■ DIRECTION ■
Check every line below for the word "Manage" and show those that hold it.

--

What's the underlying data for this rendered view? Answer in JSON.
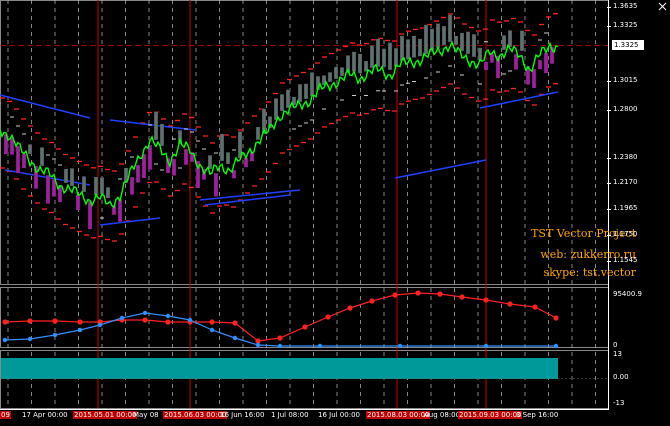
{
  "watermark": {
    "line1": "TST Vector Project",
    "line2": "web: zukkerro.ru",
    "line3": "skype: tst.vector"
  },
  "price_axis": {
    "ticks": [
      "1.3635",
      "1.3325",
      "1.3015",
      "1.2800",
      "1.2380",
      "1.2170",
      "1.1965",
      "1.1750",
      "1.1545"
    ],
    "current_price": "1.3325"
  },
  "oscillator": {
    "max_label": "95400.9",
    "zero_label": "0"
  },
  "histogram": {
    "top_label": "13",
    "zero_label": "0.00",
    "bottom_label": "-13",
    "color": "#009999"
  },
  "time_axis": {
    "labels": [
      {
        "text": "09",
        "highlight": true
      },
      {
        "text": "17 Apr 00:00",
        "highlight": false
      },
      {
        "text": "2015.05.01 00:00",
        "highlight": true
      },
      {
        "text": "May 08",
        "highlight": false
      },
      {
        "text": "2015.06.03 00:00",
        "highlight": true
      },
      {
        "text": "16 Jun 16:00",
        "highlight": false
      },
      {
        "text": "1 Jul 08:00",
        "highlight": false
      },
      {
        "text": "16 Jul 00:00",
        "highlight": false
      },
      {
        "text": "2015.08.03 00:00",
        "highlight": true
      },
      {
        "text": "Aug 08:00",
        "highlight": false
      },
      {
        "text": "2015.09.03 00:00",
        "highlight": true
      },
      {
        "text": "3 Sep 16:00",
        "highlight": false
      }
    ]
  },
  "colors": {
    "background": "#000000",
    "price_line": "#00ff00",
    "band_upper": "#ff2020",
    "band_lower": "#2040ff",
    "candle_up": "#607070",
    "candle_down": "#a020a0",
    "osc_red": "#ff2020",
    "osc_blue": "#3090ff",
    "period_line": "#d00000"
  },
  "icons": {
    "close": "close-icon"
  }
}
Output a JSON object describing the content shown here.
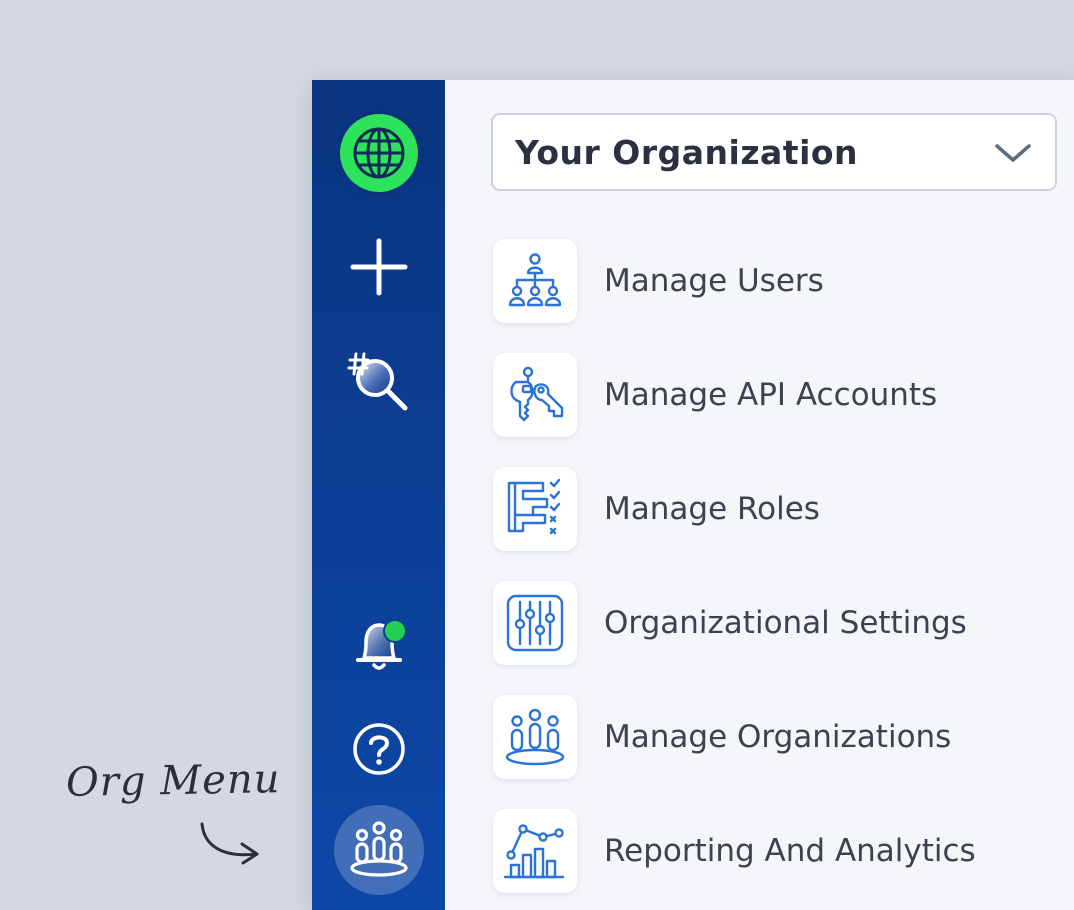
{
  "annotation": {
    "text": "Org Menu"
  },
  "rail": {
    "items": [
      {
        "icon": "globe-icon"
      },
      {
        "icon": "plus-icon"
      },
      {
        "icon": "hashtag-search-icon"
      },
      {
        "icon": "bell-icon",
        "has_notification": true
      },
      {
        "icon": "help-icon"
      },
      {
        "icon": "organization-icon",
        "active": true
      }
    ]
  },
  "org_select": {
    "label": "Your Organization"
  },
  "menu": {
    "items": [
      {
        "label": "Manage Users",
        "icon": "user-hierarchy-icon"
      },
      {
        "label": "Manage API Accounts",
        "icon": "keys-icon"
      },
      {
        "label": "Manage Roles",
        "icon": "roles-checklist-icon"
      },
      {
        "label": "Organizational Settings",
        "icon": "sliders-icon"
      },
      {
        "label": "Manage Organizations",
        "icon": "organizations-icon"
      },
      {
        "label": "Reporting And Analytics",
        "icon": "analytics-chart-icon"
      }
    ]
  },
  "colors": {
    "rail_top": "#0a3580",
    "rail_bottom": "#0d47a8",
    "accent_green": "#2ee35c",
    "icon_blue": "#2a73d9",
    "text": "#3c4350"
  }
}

--

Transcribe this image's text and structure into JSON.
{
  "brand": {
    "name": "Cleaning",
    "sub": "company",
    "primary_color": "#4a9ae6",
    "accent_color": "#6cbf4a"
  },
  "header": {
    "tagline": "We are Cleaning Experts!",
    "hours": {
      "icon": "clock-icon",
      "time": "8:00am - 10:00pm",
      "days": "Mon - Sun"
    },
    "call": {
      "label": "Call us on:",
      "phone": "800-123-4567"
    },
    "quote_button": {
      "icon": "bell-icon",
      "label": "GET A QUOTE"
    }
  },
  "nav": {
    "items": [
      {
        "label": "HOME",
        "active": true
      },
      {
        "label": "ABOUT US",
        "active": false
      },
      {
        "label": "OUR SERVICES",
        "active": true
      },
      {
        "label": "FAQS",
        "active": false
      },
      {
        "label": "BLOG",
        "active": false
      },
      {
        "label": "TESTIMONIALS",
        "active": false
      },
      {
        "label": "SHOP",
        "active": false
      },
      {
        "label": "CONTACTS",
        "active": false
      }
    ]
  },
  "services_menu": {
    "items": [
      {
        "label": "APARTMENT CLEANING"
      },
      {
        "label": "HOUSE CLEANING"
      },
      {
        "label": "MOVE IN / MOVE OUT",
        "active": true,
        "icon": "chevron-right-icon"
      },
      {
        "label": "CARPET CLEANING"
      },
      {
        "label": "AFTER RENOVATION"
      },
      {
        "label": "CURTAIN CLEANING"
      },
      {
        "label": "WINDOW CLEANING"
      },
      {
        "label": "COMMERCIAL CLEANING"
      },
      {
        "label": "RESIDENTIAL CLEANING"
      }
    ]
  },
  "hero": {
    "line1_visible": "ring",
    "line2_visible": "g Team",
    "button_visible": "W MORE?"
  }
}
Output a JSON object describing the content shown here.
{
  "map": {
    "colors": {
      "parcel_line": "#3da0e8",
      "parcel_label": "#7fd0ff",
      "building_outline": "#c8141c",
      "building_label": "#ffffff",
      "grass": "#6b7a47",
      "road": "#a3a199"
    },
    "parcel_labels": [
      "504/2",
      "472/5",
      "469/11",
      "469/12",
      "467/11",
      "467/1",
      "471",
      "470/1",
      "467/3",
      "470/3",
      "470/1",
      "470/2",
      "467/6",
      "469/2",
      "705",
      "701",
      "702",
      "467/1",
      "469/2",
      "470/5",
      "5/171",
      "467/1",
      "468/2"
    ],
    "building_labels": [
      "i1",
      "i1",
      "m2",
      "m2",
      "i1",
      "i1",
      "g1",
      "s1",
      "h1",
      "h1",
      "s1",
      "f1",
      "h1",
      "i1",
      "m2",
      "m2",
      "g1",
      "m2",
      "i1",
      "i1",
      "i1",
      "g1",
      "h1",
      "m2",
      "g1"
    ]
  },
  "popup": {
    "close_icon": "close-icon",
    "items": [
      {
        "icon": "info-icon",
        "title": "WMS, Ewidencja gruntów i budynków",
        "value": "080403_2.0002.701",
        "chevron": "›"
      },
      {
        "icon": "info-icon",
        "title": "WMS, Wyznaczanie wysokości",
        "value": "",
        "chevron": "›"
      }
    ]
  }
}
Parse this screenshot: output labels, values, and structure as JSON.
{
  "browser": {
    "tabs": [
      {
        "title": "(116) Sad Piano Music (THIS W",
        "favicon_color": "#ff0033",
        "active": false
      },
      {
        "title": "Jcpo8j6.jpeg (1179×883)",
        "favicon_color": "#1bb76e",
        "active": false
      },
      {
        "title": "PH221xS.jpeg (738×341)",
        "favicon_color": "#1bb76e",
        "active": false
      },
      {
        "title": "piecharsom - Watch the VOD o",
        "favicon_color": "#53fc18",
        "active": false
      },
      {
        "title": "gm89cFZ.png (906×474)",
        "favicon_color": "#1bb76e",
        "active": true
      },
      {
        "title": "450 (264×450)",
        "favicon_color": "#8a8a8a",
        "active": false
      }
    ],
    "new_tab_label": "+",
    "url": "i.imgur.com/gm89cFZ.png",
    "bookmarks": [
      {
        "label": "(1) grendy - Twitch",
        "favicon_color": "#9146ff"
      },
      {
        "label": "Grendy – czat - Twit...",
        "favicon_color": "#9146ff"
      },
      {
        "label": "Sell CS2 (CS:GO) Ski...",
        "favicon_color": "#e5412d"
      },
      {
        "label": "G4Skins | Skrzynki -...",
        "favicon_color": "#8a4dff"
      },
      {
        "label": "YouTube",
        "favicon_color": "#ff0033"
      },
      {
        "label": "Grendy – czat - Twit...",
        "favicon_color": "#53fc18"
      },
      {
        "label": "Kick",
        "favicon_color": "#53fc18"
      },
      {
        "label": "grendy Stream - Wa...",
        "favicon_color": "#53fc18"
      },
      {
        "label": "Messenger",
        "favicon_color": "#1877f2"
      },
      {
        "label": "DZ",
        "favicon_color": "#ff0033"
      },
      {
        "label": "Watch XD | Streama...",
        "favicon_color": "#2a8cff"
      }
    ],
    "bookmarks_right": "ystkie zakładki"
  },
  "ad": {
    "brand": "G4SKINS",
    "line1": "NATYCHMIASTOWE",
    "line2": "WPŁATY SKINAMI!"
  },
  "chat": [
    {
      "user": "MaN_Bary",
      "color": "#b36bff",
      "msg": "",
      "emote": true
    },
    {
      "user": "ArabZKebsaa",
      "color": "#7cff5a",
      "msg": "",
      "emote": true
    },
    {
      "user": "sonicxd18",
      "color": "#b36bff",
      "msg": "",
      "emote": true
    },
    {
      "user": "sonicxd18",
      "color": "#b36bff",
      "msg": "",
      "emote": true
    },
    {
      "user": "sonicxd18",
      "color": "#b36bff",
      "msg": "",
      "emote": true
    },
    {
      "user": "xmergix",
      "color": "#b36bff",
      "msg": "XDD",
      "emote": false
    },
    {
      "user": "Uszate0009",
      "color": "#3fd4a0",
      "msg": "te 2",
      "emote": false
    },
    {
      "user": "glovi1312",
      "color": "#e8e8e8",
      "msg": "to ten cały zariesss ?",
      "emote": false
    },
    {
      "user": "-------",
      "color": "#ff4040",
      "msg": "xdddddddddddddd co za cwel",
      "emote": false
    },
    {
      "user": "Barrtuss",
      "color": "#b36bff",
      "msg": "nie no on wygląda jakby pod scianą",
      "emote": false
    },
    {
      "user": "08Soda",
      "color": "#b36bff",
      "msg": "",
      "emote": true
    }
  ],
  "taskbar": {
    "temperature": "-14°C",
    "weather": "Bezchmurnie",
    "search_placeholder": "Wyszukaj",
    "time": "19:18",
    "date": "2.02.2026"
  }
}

--

■ CORRECT ANSWER ■
        "label": "Manage Users",
        "label": "Manage API Accounts",
        "label": "Manage Roles",
        "label": "Manage Organizations",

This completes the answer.